### GIVEN TASK:
Write out the listing in full, matching it word for word.

(Dataset rows)

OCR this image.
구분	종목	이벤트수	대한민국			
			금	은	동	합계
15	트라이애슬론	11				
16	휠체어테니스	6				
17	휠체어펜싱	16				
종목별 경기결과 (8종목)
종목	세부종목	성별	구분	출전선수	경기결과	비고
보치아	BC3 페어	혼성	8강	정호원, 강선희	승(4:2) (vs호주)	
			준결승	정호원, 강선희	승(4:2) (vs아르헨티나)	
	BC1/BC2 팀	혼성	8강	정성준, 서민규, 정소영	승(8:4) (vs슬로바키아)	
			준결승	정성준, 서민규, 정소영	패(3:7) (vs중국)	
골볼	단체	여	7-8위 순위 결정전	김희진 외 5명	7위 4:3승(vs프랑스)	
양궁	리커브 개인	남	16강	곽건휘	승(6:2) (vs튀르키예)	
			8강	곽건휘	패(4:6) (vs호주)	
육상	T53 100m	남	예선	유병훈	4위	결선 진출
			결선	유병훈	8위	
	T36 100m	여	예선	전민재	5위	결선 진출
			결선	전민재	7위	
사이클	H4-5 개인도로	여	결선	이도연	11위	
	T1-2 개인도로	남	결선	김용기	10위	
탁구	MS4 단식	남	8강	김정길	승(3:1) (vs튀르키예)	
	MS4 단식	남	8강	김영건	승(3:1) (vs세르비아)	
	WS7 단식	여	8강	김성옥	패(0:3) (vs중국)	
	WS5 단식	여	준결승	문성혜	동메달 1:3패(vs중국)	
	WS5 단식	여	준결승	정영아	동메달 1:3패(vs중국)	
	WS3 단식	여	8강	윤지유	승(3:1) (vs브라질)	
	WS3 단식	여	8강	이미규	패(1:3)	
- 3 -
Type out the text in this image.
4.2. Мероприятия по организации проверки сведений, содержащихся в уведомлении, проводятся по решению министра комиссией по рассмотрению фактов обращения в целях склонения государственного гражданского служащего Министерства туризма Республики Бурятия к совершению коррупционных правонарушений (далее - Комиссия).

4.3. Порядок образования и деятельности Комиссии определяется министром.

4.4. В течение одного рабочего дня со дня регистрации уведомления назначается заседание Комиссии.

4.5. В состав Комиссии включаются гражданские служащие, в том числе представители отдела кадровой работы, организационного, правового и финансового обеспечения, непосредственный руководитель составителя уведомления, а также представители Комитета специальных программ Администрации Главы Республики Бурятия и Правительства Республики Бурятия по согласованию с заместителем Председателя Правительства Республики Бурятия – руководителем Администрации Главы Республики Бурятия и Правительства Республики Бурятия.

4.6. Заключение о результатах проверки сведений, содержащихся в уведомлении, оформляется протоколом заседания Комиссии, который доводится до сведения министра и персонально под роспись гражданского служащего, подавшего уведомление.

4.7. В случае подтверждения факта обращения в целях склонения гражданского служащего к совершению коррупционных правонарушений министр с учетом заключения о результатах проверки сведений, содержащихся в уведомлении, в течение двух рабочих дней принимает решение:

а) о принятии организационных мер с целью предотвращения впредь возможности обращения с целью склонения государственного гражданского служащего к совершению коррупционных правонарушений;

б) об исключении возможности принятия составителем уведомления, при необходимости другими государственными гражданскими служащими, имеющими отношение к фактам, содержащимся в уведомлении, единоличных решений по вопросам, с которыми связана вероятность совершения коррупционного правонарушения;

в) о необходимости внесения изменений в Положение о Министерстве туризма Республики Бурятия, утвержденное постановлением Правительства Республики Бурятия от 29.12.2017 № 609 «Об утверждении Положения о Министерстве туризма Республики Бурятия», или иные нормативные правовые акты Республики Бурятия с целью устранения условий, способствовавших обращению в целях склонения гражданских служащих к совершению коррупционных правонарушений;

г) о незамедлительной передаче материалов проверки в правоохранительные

### TASK OUTPUT:
OCR this image.
구분	종목	이벤트수	대한민국			
			금	은	동	합계
15	트라이애슬론	11				
16	휠체어테니스	6				
17	휠체어펜싱	16				
종목별 경기결과 (8종목)
종목	세부종목	성별	구분	출전선수	경기결과	비고
보치아	BC3 페어	혼성	8강	정호원, 강선희	승(4:2) (vs호주)	
			준결승	정호원, 강선희	승(4:2) (vs아르헨티나)	
	BC1/BC2 팀	혼성	8강	정성준, 서민규, 정소영	승(8:4) (vs슬로바키아)	
			준결승	정성준, 서민규, 정소영	패(3:7) (vs중국)	
골볼	단체	여	7-8위 순위 결정전	김희진 외 5명	7위 4:3승(vs프랑스)	
양궁	리커브 개인	남	16강	곽건휘	승(6:2) (vs튀르키예)	
			8강	곽건휘	패(4:6) (vs호주)	
육상	T53 100m	남	예선	유병훈	4위	결선 진출
			결선	유병훈	8위	
	T36 100m	여	예선	전민재	5위	결선 진출
			결선	전민재	7위	
사이클	H4-5 개인도로	여	결선	이도연	11위	
	T1-2 개인도로	남	결선	김용기	10위	
탁구	MS4 단식	남	8강	김정길	승(3:1) (vs튀르키예)	
	MS4 단식	남	8강	김영건	승(3:1) (vs세르비아)	
	WS7 단식	여	8강	김성옥	패(0:3) (vs중국)	
	WS5 단식	여	준결승	문성혜	동메달 1:3패(vs중국)	
	WS5 단식	여	준결승	정영아	동메달 1:3패(vs중국)	
	WS3 단식	여	8강	윤지유	승(3:1) (vs브라질)	
	WS3 단식	여	8강	이미규	패(1:3)	
- 3 -
Type out the text in this image.
4.2. Мероприятия по организации проверки сведений, содержащихся в уведомлении, проводятся по решению министра комиссией по рассмотрению фактов обращения в целях склонения государственного гражданского служащего Министерства туризма Республики Бурятия к совершению коррупционных правонарушений (далее - Комиссия).

4.3. Порядок образования и деятельности Комиссии определяется министром.

4.4. В течение одного рабочего дня со дня регистрации уведомления назначается заседание Комиссии.

4.5. В состав Комиссии включаются гражданские служащие, в том числе представители отдела кадровой работы, организационного, правового и финансового обеспечения, непосредственный руководитель составителя уведомления, а также представители Комитета специальных программ Администрации Главы Республики Бурятия и Правительства Республики Бурятия по согласованию с заместителем Председателя Правительства Республики Бурятия – руководителем Администрации Главы Республики Бурятия и Правительства Республики Бурятия.

4.6. Заключение о результатах проверки сведений, содержащихся в уведомлении, оформляется протоколом заседания Комиссии, который доводится до сведения министра и персонально под роспись гражданского служащего, подавшего уведомление.

4.7. В случае подтверждения факта обращения в целях склонения гражданского служащего к совершению коррупционных правонарушений министр с учетом заключения о результатах проверки сведений, содержащихся в уведомлении, в течение двух рабочих дней принимает решение:

а) о принятии организационных мер с целью предотвращения впредь возможности обращения с целью склонения государственного гражданского служащего к совершению коррупционных правонарушений;

б) об исключении возможности принятия составителем уведомления, при необходимости другими государственными гражданскими служащими, имеющими отношение к фактам, содержащимся в уведомлении, единоличных решений по вопросам, с которыми связана вероятность совершения коррупционного правонарушения;

в) о необходимости внесения изменений в Положение о Министерстве туризма Республики Бурятия, утвержденное постановлением Правительства Республики Бурятия от 29.12.2017 № 609 «Об утверждении Положения о Министерстве туризма Республики Бурятия», или иные нормативные правовые акты Республики Бурятия с целью устранения условий, способствовавших обращению в целях склонения гражданских служащих к совершению коррупционных правонарушений;

г) о незамедлительной передаче материалов проверки в правоохранительные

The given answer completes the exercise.